TASK PROMPT » Exactly reproduce all the records, keeping pictures out of the copy.

SUPPLIED MATERIAL »
☆ ☆ ☆ ☆
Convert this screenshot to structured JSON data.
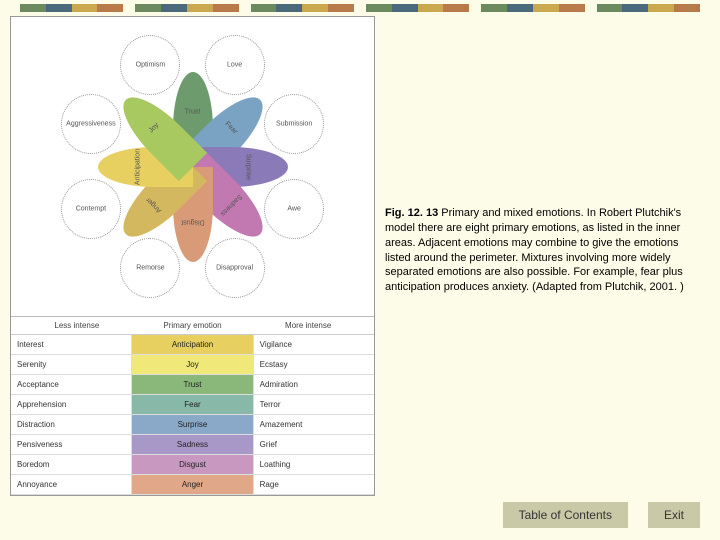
{
  "bars": {
    "colors": [
      "#6d8a5e",
      "#4a6a7a",
      "#c9a84e",
      "#b87a4a"
    ]
  },
  "caption": {
    "title": "Fig. 12. 13",
    "text": "Primary and mixed emotions. In Robert Plutchik's model there are eight primary emotions, as listed in the inner areas. Adjacent emotions may combine to give the emotions listed around the perimeter. Mixtures involving more widely separated emotions are also possible. For example, fear plus anticipation produces anxiety. (Adapted from Plutchik, 2001. )"
  },
  "wheel": {
    "petal_colors": [
      "#6d9b6d",
      "#7aa2c2",
      "#8a7ab8",
      "#c278b0",
      "#d99a78",
      "#d4b860",
      "#e8d060",
      "#a8c860"
    ],
    "inner_labels": [
      "Trust",
      "Fear",
      "Surprise",
      "Sadness",
      "Disgust",
      "Anger",
      "Anticipation",
      "Joy"
    ],
    "outer_labels": [
      "Love",
      "Submission",
      "Awe",
      "Disapproval",
      "Remorse",
      "Contempt",
      "Aggressiveness",
      "Optimism"
    ]
  },
  "table": {
    "headers": [
      "Less intense",
      "Primary emotion",
      "More intense"
    ],
    "rows": [
      {
        "less": "Interest",
        "primary": "Anticipation",
        "more": "Vigilance",
        "color": "#e8d060"
      },
      {
        "less": "Serenity",
        "primary": "Joy",
        "more": "Ecstasy",
        "color": "#f0e878"
      },
      {
        "less": "Acceptance",
        "primary": "Trust",
        "more": "Admiration",
        "color": "#8ab87a"
      },
      {
        "less": "Apprehension",
        "primary": "Fear",
        "more": "Terror",
        "color": "#88b8a8"
      },
      {
        "less": "Distraction",
        "primary": "Surprise",
        "more": "Amazement",
        "color": "#8aa8c8"
      },
      {
        "less": "Pensiveness",
        "primary": "Sadness",
        "more": "Grief",
        "color": "#a898c8"
      },
      {
        "less": "Boredom",
        "primary": "Disgust",
        "more": "Loathing",
        "color": "#c898c0"
      },
      {
        "less": "Annoyance",
        "primary": "Anger",
        "more": "Rage",
        "color": "#e0a888"
      }
    ]
  },
  "nav": {
    "toc": "Table of Contents",
    "exit": "Exit"
  }
}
☆ ☆ ☆ ☆
EXPECTED ANSWER »
Convert this screenshot to structured JSON data.
{
  "bars": {
    "colors": [
      "#6d8a5e",
      "#4a6a7a",
      "#c9a84e",
      "#b87a4a"
    ]
  },
  "caption": {
    "title": "Fig. 12. 13",
    "text": "Primary and mixed emotions. In Robert Plutchik's model there are eight primary emotions, as listed in the inner areas. Adjacent emotions may combine to give the emotions listed around the perimeter. Mixtures involving more widely separated emotions are also possible. For example, fear plus anticipation produces anxiety. (Adapted from Plutchik, 2001. )"
  },
  "wheel": {
    "petal_colors": [
      "#6d9b6d",
      "#7aa2c2",
      "#8a7ab8",
      "#c278b0",
      "#d99a78",
      "#d4b860",
      "#e8d060",
      "#a8c860"
    ],
    "inner_labels": [
      "Trust",
      "Fear",
      "Surprise",
      "Sadness",
      "Disgust",
      "Anger",
      "Anticipation",
      "Joy"
    ],
    "outer_labels": [
      "Love",
      "Submission",
      "Awe",
      "Disapproval",
      "Remorse",
      "Contempt",
      "Aggressiveness",
      "Optimism"
    ]
  },
  "table": {
    "headers": [
      "Less intense",
      "Primary emotion",
      "More intense"
    ],
    "rows": [
      {
        "less": "Interest",
        "primary": "Anticipation",
        "more": "Vigilance",
        "color": "#e8d060"
      },
      {
        "less": "Serenity",
        "primary": "Joy",
        "more": "Ecstasy",
        "color": "#f0e878"
      },
      {
        "less": "Acceptance",
        "primary": "Trust",
        "more": "Admiration",
        "color": "#8ab87a"
      },
      {
        "less": "Apprehension",
        "primary": "Fear",
        "more": "Terror",
        "color": "#88b8a8"
      },
      {
        "less": "Distraction",
        "primary": "Surprise",
        "more": "Amazement",
        "color": "#8aa8c8"
      },
      {
        "less": "Pensiveness",
        "primary": "Sadness",
        "more": "Grief",
        "color": "#a898c8"
      },
      {
        "less": "Boredom",
        "primary": "Disgust",
        "more": "Loathing",
        "color": "#c898c0"
      },
      {
        "less": "Annoyance",
        "primary": "Anger",
        "more": "Rage",
        "color": "#e0a888"
      }
    ]
  },
  "nav": {
    "toc": "Table of Contents",
    "exit": "Exit"
  }
}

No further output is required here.